- **Set task**
Each entry should be quoted word for word, including every mark of punctuation.

- **Source records**
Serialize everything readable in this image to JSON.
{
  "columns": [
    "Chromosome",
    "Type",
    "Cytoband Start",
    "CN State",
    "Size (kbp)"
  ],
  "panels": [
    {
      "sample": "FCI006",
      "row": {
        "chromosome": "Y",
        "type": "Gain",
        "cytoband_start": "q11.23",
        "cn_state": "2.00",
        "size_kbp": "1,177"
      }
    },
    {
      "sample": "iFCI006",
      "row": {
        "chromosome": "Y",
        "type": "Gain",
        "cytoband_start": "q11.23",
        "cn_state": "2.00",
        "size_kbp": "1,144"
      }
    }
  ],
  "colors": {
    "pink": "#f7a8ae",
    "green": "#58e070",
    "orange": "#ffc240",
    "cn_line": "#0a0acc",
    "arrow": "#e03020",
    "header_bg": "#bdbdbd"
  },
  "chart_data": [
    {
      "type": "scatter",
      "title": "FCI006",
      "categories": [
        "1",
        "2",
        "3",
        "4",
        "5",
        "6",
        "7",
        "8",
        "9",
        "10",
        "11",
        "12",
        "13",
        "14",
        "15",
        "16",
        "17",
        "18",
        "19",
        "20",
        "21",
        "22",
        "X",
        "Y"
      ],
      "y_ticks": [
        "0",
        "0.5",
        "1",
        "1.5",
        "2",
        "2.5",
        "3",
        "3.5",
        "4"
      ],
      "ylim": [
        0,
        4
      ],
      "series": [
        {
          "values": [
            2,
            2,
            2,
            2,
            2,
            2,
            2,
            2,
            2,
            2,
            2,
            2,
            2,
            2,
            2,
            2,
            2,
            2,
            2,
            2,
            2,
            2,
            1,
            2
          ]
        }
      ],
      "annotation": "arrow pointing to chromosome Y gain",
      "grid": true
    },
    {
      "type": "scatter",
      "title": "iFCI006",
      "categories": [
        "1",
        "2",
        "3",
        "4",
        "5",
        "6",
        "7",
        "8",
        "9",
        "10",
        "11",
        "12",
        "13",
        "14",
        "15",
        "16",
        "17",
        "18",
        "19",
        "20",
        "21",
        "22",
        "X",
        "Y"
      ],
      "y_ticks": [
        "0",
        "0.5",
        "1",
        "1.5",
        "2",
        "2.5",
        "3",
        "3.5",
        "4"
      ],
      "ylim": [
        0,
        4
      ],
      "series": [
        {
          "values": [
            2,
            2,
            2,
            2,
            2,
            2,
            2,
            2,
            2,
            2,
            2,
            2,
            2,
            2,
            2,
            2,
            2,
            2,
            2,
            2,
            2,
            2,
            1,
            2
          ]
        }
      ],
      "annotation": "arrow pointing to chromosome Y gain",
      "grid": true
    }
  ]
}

- **Solution for this problem**
Serialize everything readable in this image to JSON.
{
  "columns": [
    "Chromosome",
    "Type",
    "Cytoband Start",
    "CN State",
    "Size (kbp)"
  ],
  "panels": [
    {
      "sample": "FCI006",
      "row": {
        "chromosome": "Y",
        "type": "Gain",
        "cytoband_start": "q11.23",
        "cn_state": "2.00",
        "size_kbp": "1,177"
      }
    },
    {
      "sample": "iFCI006",
      "row": {
        "chromosome": "Y",
        "type": "Gain",
        "cytoband_start": "q11.23",
        "cn_state": "2.00",
        "size_kbp": "1,144"
      }
    }
  ],
  "colors": {
    "pink": "#f7a8ae",
    "green": "#58e070",
    "orange": "#ffc240",
    "cn_line": "#0a0acc",
    "arrow": "#e03020",
    "header_bg": "#bdbdbd"
  },
  "chart_data": [
    {
      "type": "scatter",
      "title": "FCI006",
      "categories": [
        "1",
        "2",
        "3",
        "4",
        "5",
        "6",
        "7",
        "8",
        "9",
        "10",
        "11",
        "12",
        "13",
        "14",
        "15",
        "16",
        "17",
        "18",
        "19",
        "20",
        "21",
        "22",
        "X",
        "Y"
      ],
      "y_ticks": [
        "0",
        "0.5",
        "1",
        "1.5",
        "2",
        "2.5",
        "3",
        "3.5",
        "4"
      ],
      "ylim": [
        0,
        4
      ],
      "series": [
        {
          "values": [
            2,
            2,
            2,
            2,
            2,
            2,
            2,
            2,
            2,
            2,
            2,
            2,
            2,
            2,
            2,
            2,
            2,
            2,
            2,
            2,
            2,
            2,
            1,
            2
          ]
        }
      ],
      "annotation": "arrow pointing to chromosome Y gain",
      "grid": true
    },
    {
      "type": "scatter",
      "title": "iFCI006",
      "categories": [
        "1",
        "2",
        "3",
        "4",
        "5",
        "6",
        "7",
        "8",
        "9",
        "10",
        "11",
        "12",
        "13",
        "14",
        "15",
        "16",
        "17",
        "18",
        "19",
        "20",
        "21",
        "22",
        "X",
        "Y"
      ],
      "y_ticks": [
        "0",
        "0.5",
        "1",
        "1.5",
        "2",
        "2.5",
        "3",
        "3.5",
        "4"
      ],
      "ylim": [
        0,
        4
      ],
      "series": [
        {
          "values": [
            2,
            2,
            2,
            2,
            2,
            2,
            2,
            2,
            2,
            2,
            2,
            2,
            2,
            2,
            2,
            2,
            2,
            2,
            2,
            2,
            2,
            2,
            1,
            2
          ]
        }
      ],
      "annotation": "arrow pointing to chromosome Y gain",
      "grid": true
    }
  ]
}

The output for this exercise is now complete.